-- Start --

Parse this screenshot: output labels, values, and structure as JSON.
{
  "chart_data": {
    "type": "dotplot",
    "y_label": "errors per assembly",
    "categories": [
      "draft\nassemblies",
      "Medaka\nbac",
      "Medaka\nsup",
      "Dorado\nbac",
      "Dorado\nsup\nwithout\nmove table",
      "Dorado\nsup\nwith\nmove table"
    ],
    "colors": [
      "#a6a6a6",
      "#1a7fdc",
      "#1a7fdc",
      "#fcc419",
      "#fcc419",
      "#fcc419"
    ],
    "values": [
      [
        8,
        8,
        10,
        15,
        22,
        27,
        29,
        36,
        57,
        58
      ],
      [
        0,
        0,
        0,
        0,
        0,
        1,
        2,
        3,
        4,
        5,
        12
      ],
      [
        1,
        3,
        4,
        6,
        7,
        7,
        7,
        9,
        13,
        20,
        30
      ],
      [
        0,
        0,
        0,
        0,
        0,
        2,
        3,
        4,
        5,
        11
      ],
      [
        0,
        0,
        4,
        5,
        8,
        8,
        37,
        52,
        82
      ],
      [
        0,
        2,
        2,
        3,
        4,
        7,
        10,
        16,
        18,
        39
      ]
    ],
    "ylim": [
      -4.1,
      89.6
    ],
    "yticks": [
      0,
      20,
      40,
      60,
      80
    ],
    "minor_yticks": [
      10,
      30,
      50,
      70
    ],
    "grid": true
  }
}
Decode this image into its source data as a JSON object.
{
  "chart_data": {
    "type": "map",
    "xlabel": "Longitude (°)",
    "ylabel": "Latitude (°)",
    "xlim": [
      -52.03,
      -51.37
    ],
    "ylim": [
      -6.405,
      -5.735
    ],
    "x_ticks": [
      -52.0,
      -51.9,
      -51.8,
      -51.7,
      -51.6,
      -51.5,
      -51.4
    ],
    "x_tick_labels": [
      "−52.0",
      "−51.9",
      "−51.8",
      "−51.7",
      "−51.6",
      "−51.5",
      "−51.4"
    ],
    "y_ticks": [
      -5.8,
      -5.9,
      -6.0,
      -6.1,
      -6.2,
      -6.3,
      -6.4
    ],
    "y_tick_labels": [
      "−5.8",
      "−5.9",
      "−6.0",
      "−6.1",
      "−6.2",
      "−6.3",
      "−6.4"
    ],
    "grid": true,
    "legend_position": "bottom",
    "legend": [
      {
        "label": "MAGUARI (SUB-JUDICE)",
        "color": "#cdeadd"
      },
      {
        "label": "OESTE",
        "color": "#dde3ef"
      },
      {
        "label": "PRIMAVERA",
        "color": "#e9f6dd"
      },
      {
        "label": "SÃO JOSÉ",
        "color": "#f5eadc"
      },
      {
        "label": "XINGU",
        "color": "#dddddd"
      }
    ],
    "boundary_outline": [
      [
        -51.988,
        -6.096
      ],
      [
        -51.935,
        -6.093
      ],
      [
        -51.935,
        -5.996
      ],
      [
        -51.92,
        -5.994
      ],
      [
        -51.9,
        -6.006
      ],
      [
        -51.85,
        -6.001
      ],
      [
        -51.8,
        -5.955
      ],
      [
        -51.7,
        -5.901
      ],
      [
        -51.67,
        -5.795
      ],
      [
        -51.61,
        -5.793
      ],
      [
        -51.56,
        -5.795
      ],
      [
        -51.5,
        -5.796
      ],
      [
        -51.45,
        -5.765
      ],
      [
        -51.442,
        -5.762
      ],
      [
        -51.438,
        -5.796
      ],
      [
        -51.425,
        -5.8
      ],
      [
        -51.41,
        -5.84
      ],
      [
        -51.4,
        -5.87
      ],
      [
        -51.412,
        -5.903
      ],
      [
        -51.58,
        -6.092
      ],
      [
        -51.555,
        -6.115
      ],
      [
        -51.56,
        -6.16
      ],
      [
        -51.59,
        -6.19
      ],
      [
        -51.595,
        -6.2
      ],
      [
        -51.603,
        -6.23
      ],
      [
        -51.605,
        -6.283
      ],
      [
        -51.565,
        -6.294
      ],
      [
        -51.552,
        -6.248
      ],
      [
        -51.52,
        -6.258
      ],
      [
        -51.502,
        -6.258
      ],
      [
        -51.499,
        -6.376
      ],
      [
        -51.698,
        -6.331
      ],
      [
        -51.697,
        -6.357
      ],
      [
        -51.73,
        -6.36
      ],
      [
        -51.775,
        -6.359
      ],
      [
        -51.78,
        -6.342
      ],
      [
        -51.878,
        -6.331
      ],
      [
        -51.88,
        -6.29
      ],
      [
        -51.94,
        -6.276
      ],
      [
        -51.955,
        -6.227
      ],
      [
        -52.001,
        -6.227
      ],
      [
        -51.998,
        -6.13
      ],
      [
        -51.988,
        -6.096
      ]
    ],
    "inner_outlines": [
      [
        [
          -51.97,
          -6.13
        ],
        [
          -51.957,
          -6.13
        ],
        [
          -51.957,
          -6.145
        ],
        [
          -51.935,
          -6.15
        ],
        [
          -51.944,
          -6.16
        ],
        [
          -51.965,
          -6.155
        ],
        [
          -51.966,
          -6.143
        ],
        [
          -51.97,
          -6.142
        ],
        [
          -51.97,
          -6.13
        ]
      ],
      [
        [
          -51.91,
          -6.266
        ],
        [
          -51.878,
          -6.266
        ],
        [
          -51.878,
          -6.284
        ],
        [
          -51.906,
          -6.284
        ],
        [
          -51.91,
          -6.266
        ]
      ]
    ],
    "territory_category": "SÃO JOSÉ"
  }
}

-- End --

• _EXERCISE GOAL_:
Across the entries, how many lines contain "nmove"? Reply with the number only.

• _THE OUTPUT_:
2